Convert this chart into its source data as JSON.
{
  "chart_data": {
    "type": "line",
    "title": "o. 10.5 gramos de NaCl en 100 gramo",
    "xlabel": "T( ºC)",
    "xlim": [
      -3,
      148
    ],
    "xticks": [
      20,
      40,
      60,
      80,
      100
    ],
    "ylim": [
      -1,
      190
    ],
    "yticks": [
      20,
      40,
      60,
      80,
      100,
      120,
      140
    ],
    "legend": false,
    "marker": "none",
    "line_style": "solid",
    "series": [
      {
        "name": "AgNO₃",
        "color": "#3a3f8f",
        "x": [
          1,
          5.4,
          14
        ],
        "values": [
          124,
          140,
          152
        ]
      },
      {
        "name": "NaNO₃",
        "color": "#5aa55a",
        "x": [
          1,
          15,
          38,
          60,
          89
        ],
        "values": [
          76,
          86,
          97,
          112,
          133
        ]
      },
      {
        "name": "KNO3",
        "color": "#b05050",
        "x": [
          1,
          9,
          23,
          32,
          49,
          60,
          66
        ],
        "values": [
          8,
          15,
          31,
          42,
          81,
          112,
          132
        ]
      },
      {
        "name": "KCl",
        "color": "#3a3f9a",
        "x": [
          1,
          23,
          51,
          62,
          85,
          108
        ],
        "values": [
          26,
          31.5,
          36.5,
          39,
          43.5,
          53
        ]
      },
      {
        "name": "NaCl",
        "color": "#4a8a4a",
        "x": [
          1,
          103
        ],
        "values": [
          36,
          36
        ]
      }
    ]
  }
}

○ ○ ○ ○

(YOUR INSTRUCTIONS)
Every line of the records that includes the word "NaCl" should be gathered.

(FINAL RESULT)
    "title": "o. 10.5 gramos de NaCl en 100 gramo",
        "name": "NaCl",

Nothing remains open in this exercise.